§ Aim
Reproduce verbatim only the lines of the listing from its first line through the line containing "- legend-label: 100", inclusive.

[Data drawn from a collection]
● ● ●

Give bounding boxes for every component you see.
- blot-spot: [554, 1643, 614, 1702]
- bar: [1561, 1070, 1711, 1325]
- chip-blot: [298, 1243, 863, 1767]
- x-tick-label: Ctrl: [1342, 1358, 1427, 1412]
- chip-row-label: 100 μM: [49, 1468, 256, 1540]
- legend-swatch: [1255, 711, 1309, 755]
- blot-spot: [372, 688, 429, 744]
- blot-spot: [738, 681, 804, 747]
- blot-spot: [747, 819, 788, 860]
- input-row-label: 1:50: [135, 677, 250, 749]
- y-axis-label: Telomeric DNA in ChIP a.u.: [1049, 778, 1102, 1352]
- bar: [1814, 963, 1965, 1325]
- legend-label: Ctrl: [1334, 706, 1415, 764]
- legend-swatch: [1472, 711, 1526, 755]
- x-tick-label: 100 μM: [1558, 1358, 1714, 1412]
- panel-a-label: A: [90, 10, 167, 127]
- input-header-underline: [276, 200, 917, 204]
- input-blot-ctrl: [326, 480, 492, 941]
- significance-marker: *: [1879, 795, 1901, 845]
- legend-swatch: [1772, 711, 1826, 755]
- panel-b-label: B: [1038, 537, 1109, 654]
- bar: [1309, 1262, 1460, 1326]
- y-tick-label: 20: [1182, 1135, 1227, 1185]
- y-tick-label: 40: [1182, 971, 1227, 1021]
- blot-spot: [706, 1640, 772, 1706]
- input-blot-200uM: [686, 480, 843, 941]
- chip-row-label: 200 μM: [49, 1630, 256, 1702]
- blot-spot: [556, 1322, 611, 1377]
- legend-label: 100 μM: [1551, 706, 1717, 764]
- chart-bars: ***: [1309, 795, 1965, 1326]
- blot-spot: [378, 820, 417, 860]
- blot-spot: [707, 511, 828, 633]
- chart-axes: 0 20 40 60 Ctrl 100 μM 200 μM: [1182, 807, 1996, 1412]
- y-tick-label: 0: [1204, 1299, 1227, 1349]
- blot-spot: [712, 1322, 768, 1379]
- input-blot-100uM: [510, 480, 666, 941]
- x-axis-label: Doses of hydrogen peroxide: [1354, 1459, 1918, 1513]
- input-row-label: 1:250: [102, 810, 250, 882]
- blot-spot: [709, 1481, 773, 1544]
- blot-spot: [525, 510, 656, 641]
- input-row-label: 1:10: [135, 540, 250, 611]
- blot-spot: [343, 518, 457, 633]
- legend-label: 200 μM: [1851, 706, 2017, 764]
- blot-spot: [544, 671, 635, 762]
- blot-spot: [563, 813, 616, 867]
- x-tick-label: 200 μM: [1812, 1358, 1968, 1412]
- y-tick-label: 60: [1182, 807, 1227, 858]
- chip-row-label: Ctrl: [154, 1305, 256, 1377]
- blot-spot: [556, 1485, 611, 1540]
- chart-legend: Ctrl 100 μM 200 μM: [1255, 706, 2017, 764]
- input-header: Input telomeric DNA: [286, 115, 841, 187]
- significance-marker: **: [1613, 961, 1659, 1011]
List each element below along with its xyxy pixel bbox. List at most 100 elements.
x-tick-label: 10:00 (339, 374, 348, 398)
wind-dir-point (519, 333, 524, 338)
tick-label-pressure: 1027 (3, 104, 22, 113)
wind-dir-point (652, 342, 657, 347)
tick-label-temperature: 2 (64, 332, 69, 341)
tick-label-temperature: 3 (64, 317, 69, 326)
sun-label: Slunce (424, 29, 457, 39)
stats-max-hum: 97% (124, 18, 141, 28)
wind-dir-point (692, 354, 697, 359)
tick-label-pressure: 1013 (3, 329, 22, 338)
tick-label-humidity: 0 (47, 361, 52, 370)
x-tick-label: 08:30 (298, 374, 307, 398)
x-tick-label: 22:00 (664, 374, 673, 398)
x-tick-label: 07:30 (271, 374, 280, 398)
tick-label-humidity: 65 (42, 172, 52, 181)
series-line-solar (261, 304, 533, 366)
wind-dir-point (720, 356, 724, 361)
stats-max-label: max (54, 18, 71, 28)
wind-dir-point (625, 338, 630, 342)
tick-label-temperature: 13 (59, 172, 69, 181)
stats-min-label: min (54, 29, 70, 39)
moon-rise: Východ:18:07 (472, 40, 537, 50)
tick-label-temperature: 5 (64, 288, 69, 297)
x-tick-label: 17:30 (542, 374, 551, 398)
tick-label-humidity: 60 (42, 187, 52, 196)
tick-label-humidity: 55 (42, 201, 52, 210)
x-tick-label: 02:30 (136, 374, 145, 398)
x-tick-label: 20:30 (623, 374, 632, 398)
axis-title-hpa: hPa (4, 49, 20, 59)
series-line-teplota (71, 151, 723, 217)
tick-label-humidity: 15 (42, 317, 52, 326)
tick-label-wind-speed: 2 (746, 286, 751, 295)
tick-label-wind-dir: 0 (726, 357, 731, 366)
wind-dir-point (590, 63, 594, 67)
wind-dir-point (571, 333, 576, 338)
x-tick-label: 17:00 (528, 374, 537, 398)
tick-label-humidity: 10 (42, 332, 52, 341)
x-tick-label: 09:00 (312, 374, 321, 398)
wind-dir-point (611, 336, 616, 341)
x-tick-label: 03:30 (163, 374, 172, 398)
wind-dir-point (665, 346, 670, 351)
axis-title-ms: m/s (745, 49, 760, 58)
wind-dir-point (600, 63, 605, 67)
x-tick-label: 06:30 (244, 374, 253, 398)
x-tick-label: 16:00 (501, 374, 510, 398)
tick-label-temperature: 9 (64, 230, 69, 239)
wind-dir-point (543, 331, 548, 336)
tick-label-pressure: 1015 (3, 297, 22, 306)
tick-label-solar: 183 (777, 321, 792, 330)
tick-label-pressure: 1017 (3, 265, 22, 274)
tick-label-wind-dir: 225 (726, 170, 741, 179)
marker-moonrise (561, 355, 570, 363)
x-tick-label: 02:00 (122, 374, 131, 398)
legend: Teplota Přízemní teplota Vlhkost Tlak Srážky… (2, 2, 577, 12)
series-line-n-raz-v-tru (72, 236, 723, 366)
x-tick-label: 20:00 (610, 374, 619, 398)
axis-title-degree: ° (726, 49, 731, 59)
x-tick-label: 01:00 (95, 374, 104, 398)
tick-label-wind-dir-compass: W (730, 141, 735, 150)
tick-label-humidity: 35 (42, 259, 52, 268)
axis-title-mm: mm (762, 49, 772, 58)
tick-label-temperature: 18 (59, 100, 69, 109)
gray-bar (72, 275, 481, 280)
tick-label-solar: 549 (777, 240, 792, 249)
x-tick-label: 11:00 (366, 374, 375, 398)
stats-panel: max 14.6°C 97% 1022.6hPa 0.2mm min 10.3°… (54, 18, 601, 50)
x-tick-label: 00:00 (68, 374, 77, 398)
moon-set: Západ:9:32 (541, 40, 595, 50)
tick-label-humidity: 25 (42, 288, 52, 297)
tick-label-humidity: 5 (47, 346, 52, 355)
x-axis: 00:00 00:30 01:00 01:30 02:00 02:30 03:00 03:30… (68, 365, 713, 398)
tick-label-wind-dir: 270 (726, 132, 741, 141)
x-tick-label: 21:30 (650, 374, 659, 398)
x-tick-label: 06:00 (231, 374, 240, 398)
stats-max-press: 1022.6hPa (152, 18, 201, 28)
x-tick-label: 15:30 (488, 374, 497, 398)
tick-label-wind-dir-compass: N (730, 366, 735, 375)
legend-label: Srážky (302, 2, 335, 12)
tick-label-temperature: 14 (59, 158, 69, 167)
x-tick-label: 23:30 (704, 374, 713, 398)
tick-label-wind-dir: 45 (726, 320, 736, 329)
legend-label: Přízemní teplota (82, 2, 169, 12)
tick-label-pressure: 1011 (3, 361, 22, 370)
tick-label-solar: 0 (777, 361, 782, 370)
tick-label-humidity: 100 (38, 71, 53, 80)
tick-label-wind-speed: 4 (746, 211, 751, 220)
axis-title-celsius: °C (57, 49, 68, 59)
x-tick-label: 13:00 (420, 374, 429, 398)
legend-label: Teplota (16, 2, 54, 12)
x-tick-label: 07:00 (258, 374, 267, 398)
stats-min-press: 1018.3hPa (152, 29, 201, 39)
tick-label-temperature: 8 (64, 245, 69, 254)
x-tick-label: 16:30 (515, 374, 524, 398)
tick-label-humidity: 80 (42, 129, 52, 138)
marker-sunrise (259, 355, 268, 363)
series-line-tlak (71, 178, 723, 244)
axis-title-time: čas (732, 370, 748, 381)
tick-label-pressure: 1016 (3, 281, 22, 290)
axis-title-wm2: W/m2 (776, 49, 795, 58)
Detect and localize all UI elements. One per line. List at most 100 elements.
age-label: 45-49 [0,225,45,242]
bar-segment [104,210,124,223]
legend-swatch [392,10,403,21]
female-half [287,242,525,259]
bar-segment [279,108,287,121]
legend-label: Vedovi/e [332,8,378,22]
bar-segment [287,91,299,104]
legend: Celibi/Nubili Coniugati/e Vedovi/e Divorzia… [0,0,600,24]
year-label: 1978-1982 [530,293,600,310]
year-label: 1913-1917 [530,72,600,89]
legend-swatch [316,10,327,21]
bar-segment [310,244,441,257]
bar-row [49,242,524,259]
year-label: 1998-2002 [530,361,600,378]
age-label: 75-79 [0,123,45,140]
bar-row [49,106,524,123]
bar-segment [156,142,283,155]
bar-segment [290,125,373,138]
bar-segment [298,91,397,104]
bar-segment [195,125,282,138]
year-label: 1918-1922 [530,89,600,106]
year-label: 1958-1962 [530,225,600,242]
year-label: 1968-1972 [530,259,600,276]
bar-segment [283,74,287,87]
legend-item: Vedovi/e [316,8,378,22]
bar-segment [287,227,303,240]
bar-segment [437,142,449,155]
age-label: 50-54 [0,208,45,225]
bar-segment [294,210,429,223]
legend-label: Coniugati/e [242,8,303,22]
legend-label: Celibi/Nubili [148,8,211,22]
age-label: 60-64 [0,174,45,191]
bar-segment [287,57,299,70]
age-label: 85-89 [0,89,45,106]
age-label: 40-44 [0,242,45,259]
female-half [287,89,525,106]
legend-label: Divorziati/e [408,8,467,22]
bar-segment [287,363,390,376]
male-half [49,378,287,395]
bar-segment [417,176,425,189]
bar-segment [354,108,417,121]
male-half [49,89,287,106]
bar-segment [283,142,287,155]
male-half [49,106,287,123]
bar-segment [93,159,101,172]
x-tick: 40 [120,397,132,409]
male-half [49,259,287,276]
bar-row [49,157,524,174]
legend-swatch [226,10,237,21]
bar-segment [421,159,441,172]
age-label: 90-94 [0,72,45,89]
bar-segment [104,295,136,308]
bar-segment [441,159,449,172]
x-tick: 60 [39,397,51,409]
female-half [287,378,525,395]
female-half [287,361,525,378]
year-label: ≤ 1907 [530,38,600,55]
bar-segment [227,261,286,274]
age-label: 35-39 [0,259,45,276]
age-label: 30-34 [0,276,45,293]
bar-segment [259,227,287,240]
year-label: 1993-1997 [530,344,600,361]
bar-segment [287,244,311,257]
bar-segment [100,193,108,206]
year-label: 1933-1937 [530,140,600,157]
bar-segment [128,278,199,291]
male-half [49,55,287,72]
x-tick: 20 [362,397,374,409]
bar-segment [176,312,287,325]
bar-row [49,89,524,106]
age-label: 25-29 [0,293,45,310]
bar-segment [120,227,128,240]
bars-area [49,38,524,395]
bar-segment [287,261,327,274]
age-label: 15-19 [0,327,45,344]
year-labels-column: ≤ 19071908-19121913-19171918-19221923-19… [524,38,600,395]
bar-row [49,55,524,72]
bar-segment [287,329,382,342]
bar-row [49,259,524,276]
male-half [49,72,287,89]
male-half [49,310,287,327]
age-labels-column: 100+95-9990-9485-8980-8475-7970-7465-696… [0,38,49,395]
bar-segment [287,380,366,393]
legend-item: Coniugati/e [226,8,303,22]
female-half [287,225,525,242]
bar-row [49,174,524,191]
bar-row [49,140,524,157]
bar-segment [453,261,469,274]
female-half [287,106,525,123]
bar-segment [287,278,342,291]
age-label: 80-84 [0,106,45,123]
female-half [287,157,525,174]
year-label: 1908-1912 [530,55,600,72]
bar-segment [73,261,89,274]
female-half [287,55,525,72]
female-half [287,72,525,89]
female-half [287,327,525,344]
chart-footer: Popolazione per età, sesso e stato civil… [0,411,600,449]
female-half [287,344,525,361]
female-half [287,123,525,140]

● ● ●

§ Task solution
Give bounding boxes for every component you see.
- blot-spot: [554, 1643, 614, 1702]
- bar: [1561, 1070, 1711, 1325]
- chip-blot: [298, 1243, 863, 1767]
- x-tick-label: Ctrl: [1342, 1358, 1427, 1412]
- chip-row-label: 100 μM: [49, 1468, 256, 1540]
- legend-swatch: [1255, 711, 1309, 755]
- blot-spot: [372, 688, 429, 744]
- blot-spot: [738, 681, 804, 747]
- blot-spot: [747, 819, 788, 860]
- input-row-label: 1:50: [135, 677, 250, 749]
- y-axis-label: Telomeric DNA in ChIP a.u.: [1049, 778, 1102, 1352]
- bar: [1814, 963, 1965, 1325]
- legend-label: Ctrl: [1334, 706, 1415, 764]
- legend-swatch: [1472, 711, 1526, 755]
- x-tick-label: 100 μM: [1558, 1358, 1714, 1412]
- panel-a-label: A: [90, 10, 167, 127]
- input-header-underline: [276, 200, 917, 204]
- input-blot-ctrl: [326, 480, 492, 941]
- significance-marker: *: [1879, 795, 1901, 845]
- legend-swatch: [1772, 711, 1826, 755]
- panel-b-label: B: [1038, 537, 1109, 654]
- bar: [1309, 1262, 1460, 1326]
- y-tick-label: 20: [1182, 1135, 1227, 1185]
- y-tick-label: 40: [1182, 971, 1227, 1021]
- blot-spot: [706, 1640, 772, 1706]
- input-blot-200uM: [686, 480, 843, 941]
- chip-row-label: 200 μM: [49, 1630, 256, 1702]
- blot-spot: [556, 1322, 611, 1377]
- legend-label: 100 μM: [1551, 706, 1717, 764]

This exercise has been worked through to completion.